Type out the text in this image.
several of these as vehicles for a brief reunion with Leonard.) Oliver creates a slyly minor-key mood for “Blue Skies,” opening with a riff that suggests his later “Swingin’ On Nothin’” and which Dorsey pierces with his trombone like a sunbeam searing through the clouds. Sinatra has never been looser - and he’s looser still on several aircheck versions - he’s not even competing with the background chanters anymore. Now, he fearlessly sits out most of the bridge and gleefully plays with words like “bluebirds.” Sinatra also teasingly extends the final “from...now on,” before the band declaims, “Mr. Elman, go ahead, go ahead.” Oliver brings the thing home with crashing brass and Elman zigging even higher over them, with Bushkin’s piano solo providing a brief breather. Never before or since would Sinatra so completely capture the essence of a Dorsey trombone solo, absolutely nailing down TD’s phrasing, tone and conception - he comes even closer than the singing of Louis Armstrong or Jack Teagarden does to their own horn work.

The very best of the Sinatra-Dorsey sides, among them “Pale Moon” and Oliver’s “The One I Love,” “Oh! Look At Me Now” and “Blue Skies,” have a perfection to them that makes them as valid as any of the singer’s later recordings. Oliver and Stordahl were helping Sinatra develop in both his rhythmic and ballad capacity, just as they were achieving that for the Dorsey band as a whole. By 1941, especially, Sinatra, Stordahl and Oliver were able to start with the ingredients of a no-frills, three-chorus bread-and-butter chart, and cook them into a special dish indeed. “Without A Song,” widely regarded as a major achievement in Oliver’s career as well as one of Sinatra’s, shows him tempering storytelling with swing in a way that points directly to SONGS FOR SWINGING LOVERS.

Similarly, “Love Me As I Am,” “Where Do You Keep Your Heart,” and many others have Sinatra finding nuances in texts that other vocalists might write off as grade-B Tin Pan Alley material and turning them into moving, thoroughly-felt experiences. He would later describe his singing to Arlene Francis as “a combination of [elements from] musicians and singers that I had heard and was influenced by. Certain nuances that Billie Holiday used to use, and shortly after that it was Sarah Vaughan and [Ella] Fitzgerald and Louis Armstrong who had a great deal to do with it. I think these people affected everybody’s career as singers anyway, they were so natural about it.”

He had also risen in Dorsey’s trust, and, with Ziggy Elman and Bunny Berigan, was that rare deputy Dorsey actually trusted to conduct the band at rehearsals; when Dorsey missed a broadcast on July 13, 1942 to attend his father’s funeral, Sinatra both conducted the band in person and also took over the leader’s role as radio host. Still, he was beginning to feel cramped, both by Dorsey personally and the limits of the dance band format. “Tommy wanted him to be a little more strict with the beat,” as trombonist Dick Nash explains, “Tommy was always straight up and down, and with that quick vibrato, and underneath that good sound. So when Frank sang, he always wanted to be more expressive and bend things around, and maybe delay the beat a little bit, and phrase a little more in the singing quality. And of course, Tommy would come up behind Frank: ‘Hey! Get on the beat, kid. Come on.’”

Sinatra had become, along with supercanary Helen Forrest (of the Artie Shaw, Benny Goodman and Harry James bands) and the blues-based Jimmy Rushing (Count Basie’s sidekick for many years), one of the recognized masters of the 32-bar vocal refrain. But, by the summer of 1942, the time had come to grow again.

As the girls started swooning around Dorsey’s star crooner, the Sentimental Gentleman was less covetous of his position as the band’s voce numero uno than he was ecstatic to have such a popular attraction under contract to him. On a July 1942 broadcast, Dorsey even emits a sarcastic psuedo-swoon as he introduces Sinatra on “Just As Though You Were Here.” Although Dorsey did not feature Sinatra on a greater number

•••

What is expected = Type out the material again exactly as presented.

Response to this task =
Type out the text in this image.
several of these as vehicles for a brief reunion with Leonard.) Oliver creates a slyly minor-key mood for “Blue Skies,” opening with a riff that suggests his later “Swingin’ On Nothin’” and which Dorsey pierces with his trombone like a sunbeam searing through the clouds. Sinatra has never been looser - and he’s looser still on several aircheck versions - he’s not even competing with the background chanters anymore. Now, he fearlessly sits out most of the bridge and gleefully plays with words like “bluebirds.” Sinatra also teasingly extends the final “from...now on,” before the band declaims, “Mr. Elman, go ahead, go ahead.” Oliver brings the thing home with crashing brass and Elman zigging even higher over them, with Bushkin’s piano solo providing a brief breather. Never before or since would Sinatra so completely capture the essence of a Dorsey trombone solo, absolutely nailing down TD’s phrasing, tone and conception - he comes even closer than the singing of Louis Armstrong or Jack Teagarden does to their own horn work.

The very best of the Sinatra-Dorsey sides, among them “Pale Moon” and Oliver’s “The One I Love,” “Oh! Look At Me Now” and “Blue Skies,” have a perfection to them that makes them as valid as any of the singer’s later recordings. Oliver and Stordahl were helping Sinatra develop in both his rhythmic and ballad capacity, just as they were achieving that for the Dorsey band as a whole. By 1941, especially, Sinatra, Stordahl and Oliver were able to start with the ingredients of a no-frills, three-chorus bread-and-butter chart, and cook them into a special dish indeed. “Without A Song,” widely regarded as a major achievement in Oliver’s career as well as one of Sinatra’s, shows him tempering storytelling with swing in a way that points directly to SONGS FOR SWINGING LOVERS.

Similarly, “Love Me As I Am,” “Where Do You Keep Your Heart,” and many others have Sinatra finding nuances in texts that other vocalists might write off as grade-B Tin Pan Alley material and turning them into moving, thoroughly-felt experiences. He would later describe his singing to Arlene Francis as “a combination of [elements from] musicians and singers that I had heard and was influenced by. Certain nuances that Billie Holiday used to use, and shortly after that it was Sarah Vaughan and [Ella] Fitzgerald and Louis Armstrong who had a great deal to do with it. I think these people affected everybody’s career as singers anyway, they were so natural about it.”

He had also risen in Dorsey’s trust, and, with Ziggy Elman and Bunny Berigan, was that rare deputy Dorsey actually trusted to conduct the band at rehearsals; when Dorsey missed a broadcast on July 13, 1942 to attend his father’s funeral, Sinatra both conducted the band in person and also took over the leader’s role as radio host. Still, he was beginning to feel cramped, both by Dorsey personally and the limits of the dance band format. “Tommy wanted him to be a little more strict with the beat,” as trombonist Dick Nash explains, “Tommy was always straight up and down, and with that quick vibrato, and underneath that good sound. So when Frank sang, he always wanted to be more expressive and bend things around, and maybe delay the beat a little bit, and phrase a little more in the singing quality. And of course, Tommy would come up behind Frank: ‘Hey! Get on the beat, kid. Come on.’”

Sinatra had become, along with supercanary Helen Forrest (of the Artie Shaw, Benny Goodman and Harry James bands) and the blues-based Jimmy Rushing (Count Basie’s sidekick for many years), one of the recognized masters of the 32-bar vocal refrain. But, by the summer of 1942, the time had come to grow again.

As the girls started swooning around Dorsey’s star crooner, the Sentimental Gentleman was less covetous of his position as the band’s voce numero uno than he was ecstatic to have such a popular attraction under contract to him. On a July 1942 broadcast, Dorsey even emits a sarcastic psuedo-swoon as he introduces Sinatra on “Just As Though You Were Here.” Although Dorsey did not feature Sinatra on a greater number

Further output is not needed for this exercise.